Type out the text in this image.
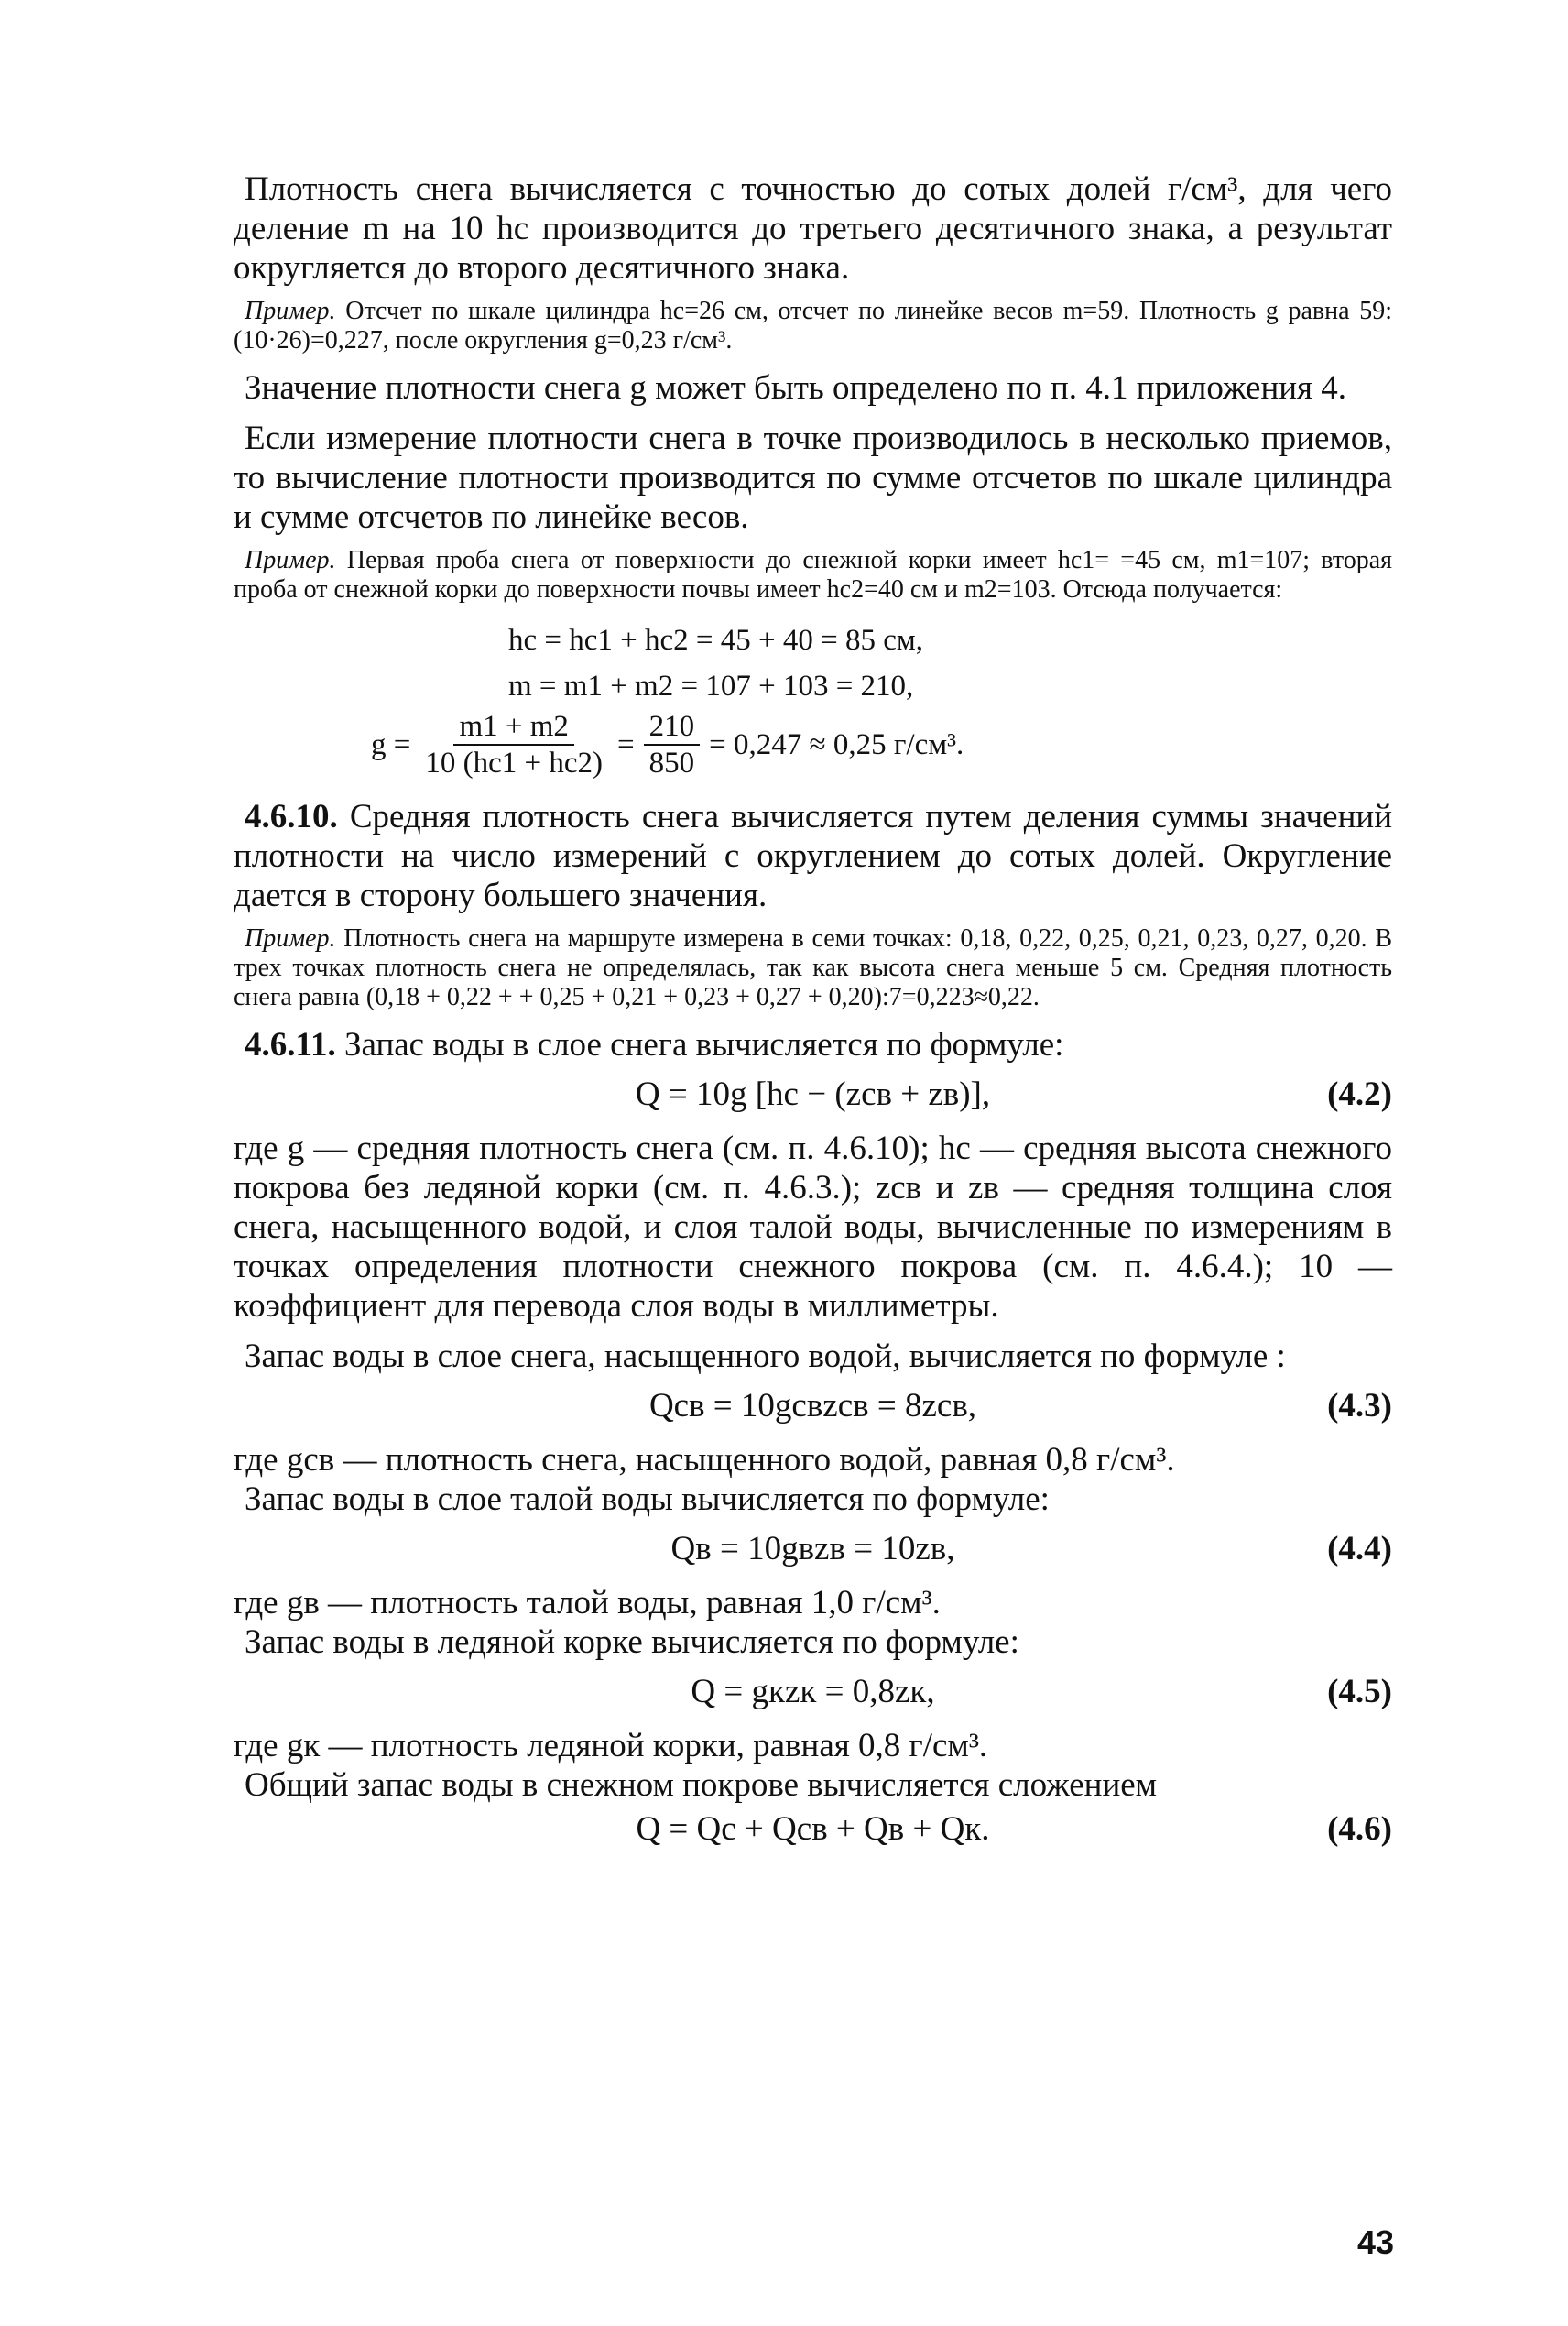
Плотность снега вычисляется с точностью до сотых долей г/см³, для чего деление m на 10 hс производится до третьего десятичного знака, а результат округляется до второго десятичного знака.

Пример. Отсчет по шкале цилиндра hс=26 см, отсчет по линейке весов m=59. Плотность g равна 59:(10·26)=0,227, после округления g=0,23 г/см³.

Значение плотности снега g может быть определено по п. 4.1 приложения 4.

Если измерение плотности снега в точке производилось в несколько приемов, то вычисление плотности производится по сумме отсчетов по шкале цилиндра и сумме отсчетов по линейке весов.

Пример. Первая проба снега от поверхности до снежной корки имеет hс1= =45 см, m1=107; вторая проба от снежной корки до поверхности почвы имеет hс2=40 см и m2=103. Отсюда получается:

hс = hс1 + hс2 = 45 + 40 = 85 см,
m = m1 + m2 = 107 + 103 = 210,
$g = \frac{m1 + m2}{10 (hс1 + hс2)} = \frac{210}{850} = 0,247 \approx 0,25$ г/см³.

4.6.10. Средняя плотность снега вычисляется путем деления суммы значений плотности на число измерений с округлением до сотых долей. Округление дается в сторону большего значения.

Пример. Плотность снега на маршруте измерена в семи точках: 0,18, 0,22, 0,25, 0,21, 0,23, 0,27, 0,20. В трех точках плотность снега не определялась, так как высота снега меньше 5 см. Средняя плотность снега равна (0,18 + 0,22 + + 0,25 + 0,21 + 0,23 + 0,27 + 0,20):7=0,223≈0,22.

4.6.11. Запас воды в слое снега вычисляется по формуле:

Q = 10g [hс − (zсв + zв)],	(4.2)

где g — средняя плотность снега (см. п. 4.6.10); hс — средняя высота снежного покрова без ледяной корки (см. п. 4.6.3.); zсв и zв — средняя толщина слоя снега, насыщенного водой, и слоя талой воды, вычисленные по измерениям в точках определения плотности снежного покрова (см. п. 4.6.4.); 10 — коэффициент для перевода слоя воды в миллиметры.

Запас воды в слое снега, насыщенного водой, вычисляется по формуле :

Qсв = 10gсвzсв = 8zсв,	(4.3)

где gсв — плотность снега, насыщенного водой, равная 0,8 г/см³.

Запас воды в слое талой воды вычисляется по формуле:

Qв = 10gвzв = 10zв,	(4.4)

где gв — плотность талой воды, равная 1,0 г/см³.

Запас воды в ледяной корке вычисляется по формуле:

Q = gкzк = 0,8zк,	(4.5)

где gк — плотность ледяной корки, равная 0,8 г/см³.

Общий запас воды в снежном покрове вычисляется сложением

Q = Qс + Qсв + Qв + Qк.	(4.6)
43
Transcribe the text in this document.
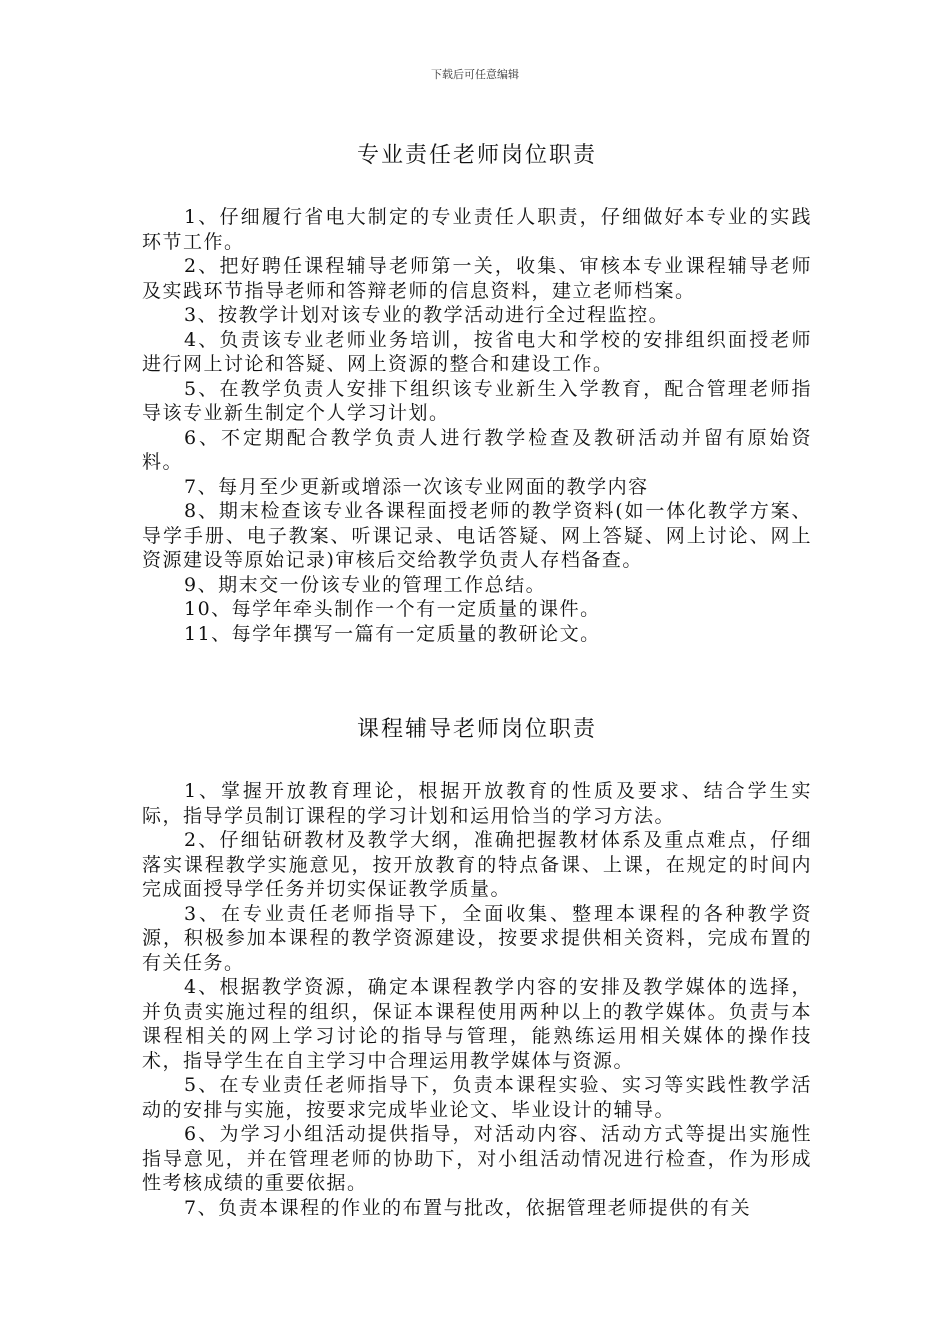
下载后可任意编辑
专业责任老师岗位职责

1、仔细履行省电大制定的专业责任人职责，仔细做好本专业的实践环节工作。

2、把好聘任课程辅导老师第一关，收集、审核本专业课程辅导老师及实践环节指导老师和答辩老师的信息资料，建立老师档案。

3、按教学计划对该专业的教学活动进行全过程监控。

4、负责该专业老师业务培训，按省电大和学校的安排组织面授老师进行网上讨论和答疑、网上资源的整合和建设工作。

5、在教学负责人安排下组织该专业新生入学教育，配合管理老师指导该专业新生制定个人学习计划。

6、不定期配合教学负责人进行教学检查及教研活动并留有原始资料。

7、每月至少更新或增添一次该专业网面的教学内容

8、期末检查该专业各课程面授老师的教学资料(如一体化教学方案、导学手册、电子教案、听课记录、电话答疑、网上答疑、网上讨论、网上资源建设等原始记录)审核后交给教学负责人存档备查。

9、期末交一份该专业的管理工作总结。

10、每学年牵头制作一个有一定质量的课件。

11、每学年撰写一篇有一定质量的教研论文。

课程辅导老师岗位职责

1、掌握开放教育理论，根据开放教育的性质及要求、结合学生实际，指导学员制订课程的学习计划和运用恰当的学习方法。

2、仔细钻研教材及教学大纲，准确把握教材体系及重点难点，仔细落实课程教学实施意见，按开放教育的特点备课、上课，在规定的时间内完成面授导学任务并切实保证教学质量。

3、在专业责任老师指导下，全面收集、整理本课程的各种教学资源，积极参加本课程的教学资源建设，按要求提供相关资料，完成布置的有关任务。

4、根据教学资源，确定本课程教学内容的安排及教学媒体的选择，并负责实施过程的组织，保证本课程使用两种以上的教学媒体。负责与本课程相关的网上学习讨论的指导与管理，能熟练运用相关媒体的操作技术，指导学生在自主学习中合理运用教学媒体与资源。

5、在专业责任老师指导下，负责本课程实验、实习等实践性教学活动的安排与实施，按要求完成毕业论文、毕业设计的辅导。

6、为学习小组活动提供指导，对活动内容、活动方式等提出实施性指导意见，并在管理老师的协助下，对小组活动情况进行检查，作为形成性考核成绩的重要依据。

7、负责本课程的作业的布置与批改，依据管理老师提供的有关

_What the task requires_: Pull out every line of the records above that contains the word "шкале".

_Right answer_:
Пример. Отсчет по шкале цилиндра hс=26 см, отсчет по линейке весов m=59. Плотность g равна 59:(10·26)=0,227, после округления g=0,23 г/см³.
Если измерение плотности снега в точке производилось в несколько приемов, то вычисление плотности производится по сумме отсчетов по шкале цилиндра и сумме отсчетов по линейке весов.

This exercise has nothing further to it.